• **What to produce**:
Show only lines that include "basis".

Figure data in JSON
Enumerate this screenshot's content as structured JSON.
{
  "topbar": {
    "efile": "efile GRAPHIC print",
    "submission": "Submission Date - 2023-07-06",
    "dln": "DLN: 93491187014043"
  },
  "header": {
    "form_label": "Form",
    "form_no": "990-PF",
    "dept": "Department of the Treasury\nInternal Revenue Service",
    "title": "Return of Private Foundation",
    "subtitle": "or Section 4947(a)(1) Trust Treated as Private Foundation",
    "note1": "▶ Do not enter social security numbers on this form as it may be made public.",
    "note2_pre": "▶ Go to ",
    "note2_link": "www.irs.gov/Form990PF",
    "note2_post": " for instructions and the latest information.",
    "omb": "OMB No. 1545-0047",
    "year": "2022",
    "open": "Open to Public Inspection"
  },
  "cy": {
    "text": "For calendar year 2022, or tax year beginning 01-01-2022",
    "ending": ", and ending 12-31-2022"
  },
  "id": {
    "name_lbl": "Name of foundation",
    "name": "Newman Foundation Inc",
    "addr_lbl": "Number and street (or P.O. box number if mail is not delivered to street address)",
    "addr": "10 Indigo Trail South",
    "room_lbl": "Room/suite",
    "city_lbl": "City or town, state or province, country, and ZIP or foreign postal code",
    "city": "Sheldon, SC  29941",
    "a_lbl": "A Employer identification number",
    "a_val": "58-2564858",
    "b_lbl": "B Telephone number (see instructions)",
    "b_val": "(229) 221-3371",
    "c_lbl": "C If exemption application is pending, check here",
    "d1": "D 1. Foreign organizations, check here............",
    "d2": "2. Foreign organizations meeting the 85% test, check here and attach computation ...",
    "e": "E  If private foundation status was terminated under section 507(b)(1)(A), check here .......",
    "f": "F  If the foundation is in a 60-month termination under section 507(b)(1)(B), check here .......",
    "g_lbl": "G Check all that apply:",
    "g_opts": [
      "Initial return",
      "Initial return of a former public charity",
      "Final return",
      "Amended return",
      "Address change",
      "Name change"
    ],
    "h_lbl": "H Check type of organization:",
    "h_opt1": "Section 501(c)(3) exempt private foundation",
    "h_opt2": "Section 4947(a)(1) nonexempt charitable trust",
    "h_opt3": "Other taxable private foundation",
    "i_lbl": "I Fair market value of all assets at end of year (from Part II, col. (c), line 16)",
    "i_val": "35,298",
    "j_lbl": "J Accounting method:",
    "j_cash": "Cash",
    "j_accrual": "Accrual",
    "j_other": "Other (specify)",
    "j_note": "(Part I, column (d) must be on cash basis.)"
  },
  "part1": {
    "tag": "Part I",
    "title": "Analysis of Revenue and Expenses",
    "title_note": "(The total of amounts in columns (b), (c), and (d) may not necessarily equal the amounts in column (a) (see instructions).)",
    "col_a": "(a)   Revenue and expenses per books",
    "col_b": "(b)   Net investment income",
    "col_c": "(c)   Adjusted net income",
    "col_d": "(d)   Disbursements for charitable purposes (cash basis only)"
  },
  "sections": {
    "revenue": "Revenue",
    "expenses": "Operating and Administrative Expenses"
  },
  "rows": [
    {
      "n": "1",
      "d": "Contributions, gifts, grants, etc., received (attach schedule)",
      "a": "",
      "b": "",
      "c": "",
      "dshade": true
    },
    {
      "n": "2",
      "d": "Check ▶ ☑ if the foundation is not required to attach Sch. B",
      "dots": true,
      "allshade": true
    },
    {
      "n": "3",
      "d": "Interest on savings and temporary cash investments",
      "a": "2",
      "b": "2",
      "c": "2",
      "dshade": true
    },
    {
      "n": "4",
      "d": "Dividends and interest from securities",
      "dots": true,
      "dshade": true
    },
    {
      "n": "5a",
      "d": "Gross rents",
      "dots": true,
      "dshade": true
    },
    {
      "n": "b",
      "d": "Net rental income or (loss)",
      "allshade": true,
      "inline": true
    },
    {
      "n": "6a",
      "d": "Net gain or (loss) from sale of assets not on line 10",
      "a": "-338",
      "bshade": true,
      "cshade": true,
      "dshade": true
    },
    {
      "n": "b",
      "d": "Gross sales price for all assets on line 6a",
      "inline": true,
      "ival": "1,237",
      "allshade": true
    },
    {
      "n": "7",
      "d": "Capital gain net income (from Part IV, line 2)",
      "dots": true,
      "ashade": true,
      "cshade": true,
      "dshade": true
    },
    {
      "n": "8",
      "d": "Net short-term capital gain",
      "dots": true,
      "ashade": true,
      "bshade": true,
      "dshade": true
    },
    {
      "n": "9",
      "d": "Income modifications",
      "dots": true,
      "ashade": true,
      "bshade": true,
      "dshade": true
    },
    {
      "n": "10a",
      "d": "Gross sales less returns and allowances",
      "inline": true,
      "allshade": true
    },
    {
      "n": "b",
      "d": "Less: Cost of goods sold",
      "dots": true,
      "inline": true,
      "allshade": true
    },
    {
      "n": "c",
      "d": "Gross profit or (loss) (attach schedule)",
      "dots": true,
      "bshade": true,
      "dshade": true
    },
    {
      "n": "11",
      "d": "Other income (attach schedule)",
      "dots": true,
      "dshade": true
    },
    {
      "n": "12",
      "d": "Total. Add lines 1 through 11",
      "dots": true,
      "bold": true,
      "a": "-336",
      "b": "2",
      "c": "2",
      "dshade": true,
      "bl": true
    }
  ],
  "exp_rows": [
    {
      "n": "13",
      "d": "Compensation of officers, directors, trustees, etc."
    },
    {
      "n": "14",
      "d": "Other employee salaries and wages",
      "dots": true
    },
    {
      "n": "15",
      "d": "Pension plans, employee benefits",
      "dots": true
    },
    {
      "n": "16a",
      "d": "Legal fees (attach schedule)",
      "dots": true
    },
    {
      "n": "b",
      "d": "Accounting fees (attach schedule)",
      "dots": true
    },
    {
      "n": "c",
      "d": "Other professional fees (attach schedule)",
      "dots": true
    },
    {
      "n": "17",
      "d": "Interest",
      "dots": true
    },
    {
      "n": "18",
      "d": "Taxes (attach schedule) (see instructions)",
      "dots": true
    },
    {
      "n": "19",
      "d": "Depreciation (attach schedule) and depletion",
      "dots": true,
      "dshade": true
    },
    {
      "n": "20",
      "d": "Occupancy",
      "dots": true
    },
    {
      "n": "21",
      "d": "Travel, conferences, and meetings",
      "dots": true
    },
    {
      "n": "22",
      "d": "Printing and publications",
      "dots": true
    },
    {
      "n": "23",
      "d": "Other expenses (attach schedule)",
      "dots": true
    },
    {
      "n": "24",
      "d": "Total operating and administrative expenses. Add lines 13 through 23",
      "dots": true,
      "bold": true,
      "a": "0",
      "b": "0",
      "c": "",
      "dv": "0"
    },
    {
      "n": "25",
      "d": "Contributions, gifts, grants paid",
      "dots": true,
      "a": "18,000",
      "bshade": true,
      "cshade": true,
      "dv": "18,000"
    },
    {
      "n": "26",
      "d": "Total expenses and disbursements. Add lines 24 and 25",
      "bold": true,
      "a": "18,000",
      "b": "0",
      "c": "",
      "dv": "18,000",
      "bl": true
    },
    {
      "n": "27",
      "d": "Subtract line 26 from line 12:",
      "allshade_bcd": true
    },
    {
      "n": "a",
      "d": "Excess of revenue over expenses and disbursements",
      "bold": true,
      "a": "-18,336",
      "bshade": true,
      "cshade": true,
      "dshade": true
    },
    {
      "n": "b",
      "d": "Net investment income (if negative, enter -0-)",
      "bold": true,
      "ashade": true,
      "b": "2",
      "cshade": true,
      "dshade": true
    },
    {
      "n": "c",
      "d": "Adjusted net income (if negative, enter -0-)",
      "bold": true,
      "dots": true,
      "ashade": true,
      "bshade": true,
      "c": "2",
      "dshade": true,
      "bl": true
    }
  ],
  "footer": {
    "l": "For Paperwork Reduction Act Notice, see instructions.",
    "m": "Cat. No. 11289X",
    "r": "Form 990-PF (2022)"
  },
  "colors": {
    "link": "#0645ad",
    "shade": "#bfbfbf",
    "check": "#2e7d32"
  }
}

• **Task result**:
    "j_note": "(Part I, column (d) must be on cash basis.)"
    "col_d": "(d)   Disbursements for charitable purposes (cash basis only)"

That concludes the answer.